(What you are asked to do)
Copy out the listing that follows, exactly, without its pictures.

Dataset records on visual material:
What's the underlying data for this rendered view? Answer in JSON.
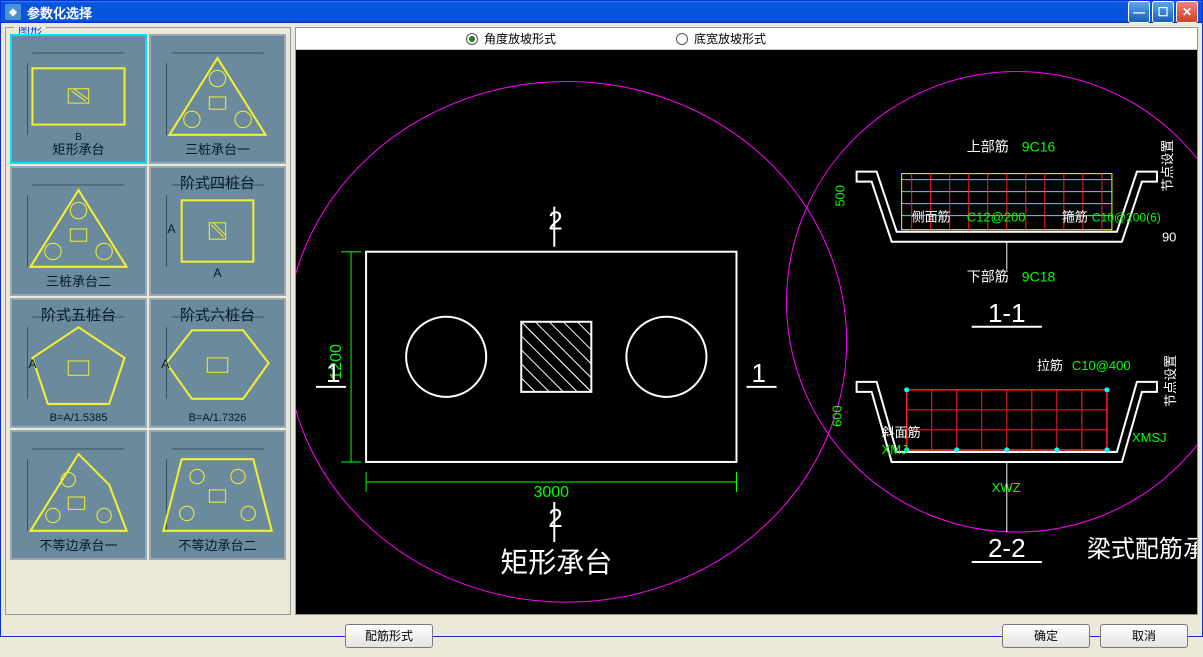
{
  "window": {
    "title": "参数化选择"
  },
  "group_label": "图形",
  "radios": {
    "angle": {
      "label": "角度放坡形式",
      "checked": true
    },
    "width": {
      "label": "底宽放坡形式",
      "checked": false
    }
  },
  "thumbnails": [
    {
      "key": "rect",
      "label": "矩形承台",
      "label_pos": "bottom",
      "selected": true,
      "shape": "rect"
    },
    {
      "key": "tri1",
      "label": "三桩承台一",
      "label_pos": "bottom",
      "selected": false,
      "shape": "tri"
    },
    {
      "key": "tri2",
      "label": "三桩承台二",
      "label_pos": "bottom",
      "selected": false,
      "shape": "tri"
    },
    {
      "key": "step4",
      "label": "阶式四桩台",
      "label_pos": "top",
      "selected": false,
      "shape": "sqA"
    },
    {
      "key": "step5",
      "label": "阶式五桩台",
      "label_pos": "top",
      "selected": false,
      "shape": "pent",
      "sub": "B=A/1.5385"
    },
    {
      "key": "step6",
      "label": "阶式六桩台",
      "label_pos": "top",
      "selected": false,
      "shape": "hex",
      "sub": "B=A/1.7326"
    },
    {
      "key": "uneq1",
      "label": "不等边承台一",
      "label_pos": "bottom",
      "selected": false,
      "shape": "trapL"
    },
    {
      "key": "uneq2",
      "label": "不等边承台二",
      "label_pos": "bottom",
      "selected": false,
      "shape": "trapR"
    }
  ],
  "buttons": {
    "rebar_form": "配筋形式",
    "ok": "确定",
    "cancel": "取消"
  },
  "preview": {
    "plan": {
      "title": "矩形承台",
      "width_label": "3000",
      "height_label": "1200",
      "section_mark_h": "1",
      "section_mark_v": "2"
    },
    "sec1": {
      "title": "1-1",
      "top_bar_label": "上部筋",
      "top_bar_val": "9C16",
      "side_bar_label": "侧面筋",
      "side_bar_val": "C12@200",
      "stirrup_label": "箍筋",
      "stirrup_val": "C10@200(6)",
      "bottom_bar_label": "下部筋",
      "bottom_bar_val": "9C18",
      "h_label": "500",
      "angle_label": "90",
      "node_label": "节点设置"
    },
    "sec2": {
      "title": "2-2",
      "overall_title": "梁式配筋承台",
      "tie_label": "拉筋",
      "tie_val": "C10@400",
      "xmj": "XMJ",
      "xmsj": "XMSJ",
      "xwz": "XWZ",
      "slope_label": "斜面筋",
      "h_label": "600",
      "node_label": "节点设置"
    },
    "colors": {
      "outline": "#ffffff",
      "dim": "#00ff00",
      "magenta": "#ff00ff",
      "cyan": "#00ffff",
      "red": "#ff2020",
      "yellow": "#ffff00",
      "green": "#00ff00"
    }
  }
}
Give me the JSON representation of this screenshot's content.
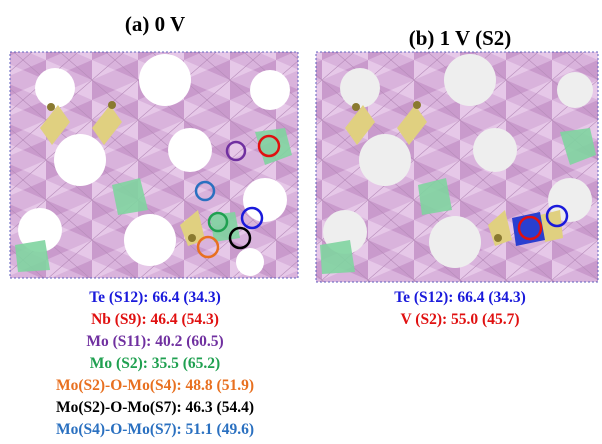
{
  "panels": [
    {
      "title": "(a) 0 V",
      "lines": [
        {
          "text": "Te (S12):  66.4 (34.3)",
          "color": "#1a1adb"
        },
        {
          "text": "Nb (S9): 46.4 (54.3)",
          "color": "#e01010"
        },
        {
          "text": "Mo (S11): 40.2 (60.5)",
          "color": "#7030a0"
        },
        {
          "text": "Mo (S2): 35.5 (65.2)",
          "color": "#1fa050"
        },
        {
          "text": "Mo(S2)-O-Mo(S4):  48.8 (51.9)",
          "color": "#e87020"
        },
        {
          "text": "Mo(S2)-O-Mo(S7): 46.3 (54.4)",
          "color": "#000000"
        },
        {
          "text": "Mo(S4)-O-Mo(S7):  51.1 (49.6)",
          "color": "#2a70c0"
        }
      ]
    },
    {
      "title": "(b) 1 V (S2)",
      "lines": [
        {
          "text": "Te (S12): 66.4 (34.3)",
          "color": "#1a1adb"
        },
        {
          "text": "V (S2): 55.0 (45.7)",
          "color": "#e01010"
        }
      ]
    }
  ]
}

(Exercise answer)
What's the underlying data for this rendered view? Answer in JSON.
{
  "window": {
    "title": "参数化选择"
  },
  "group_label": "图形",
  "radios": {
    "angle": {
      "label": "角度放坡形式",
      "checked": true
    },
    "width": {
      "label": "底宽放坡形式",
      "checked": false
    }
  },
  "thumbnails": [
    {
      "key": "rect",
      "label": "矩形承台",
      "label_pos": "bottom",
      "selected": true,
      "shape": "rect"
    },
    {
      "key": "tri1",
      "label": "三桩承台一",
      "label_pos": "bottom",
      "selected": false,
      "shape": "tri"
    },
    {
      "key": "tri2",
      "label": "三桩承台二",
      "label_pos": "bottom",
      "selected": false,
      "shape": "tri"
    },
    {
      "key": "step4",
      "label": "阶式四桩台",
      "label_pos": "top",
      "selected": false,
      "shape": "sqA"
    },
    {
      "key": "step5",
      "label": "阶式五桩台",
      "label_pos": "top",
      "selected": false,
      "shape": "pent",
      "sub": "B=A/1.5385"
    },
    {
      "key": "step6",
      "label": "阶式六桩台",
      "label_pos": "top",
      "selected": false,
      "shape": "hex",
      "sub": "B=A/1.7326"
    },
    {
      "key": "uneq1",
      "label": "不等边承台一",
      "label_pos": "bottom",
      "selected": false,
      "shape": "trapL"
    },
    {
      "key": "uneq2",
      "label": "不等边承台二",
      "label_pos": "bottom",
      "selected": false,
      "shape": "trapR"
    }
  ],
  "buttons": {
    "rebar_form": "配筋形式",
    "ok": "确定",
    "cancel": "取消"
  },
  "preview": {
    "plan": {
      "title": "矩形承台",
      "width_label": "3000",
      "height_label": "1200",
      "section_mark_h": "1",
      "section_mark_v": "2"
    },
    "sec1": {
      "title": "1-1",
      "top_bar_label": "上部筋",
      "top_bar_val": "9C16",
      "side_bar_label": "侧面筋",
      "side_bar_val": "C12@200",
      "stirrup_label": "箍筋",
      "stirrup_val": "C10@200(6)",
      "bottom_bar_label": "下部筋",
      "bottom_bar_val": "9C18",
      "h_label": "500",
      "angle_label": "90",
      "node_label": "节点设置"
    },
    "sec2": {
      "title": "2-2",
      "overall_title": "梁式配筋承台",
      "tie_label": "拉筋",
      "tie_val": "C10@400",
      "xmj": "XMJ",
      "xmsj": "XMSJ",
      "xwz": "XWZ",
      "slope_label": "斜面筋",
      "h_label": "600",
      "node_label": "节点设置"
    },
    "colors": {
      "outline": "#ffffff",
      "dim": "#00ff00",
      "magenta": "#ff00ff",
      "cyan": "#00ffff",
      "red": "#ff2020",
      "yellow": "#ffff00",
      "green": "#00ff00"
    }
  }
}
Give me the JSON representation of this screenshot's content.
{
  "panels": [
    {
      "title": "(a) 0 V",
      "lines": [
        {
          "text": "Te (S12):  66.4 (34.3)",
          "color": "#1a1adb"
        },
        {
          "text": "Nb (S9): 46.4 (54.3)",
          "color": "#e01010"
        },
        {
          "text": "Mo (S11): 40.2 (60.5)",
          "color": "#7030a0"
        },
        {
          "text": "Mo (S2): 35.5 (65.2)",
          "color": "#1fa050"
        },
        {
          "text": "Mo(S2)-O-Mo(S4):  48.8 (51.9)",
          "color": "#e87020"
        },
        {
          "text": "Mo(S2)-O-Mo(S7): 46.3 (54.4)",
          "color": "#000000"
        },
        {
          "text": "Mo(S4)-O-Mo(S7):  51.1 (49.6)",
          "color": "#2a70c0"
        }
      ]
    },
    {
      "title": "(b) 1 V (S2)",
      "lines": [
        {
          "text": "Te (S12): 66.4 (34.3)",
          "color": "#1a1adb"
        },
        {
          "text": "V (S2): 55.0 (45.7)",
          "color": "#e01010"
        }
      ]
    }
  ]
}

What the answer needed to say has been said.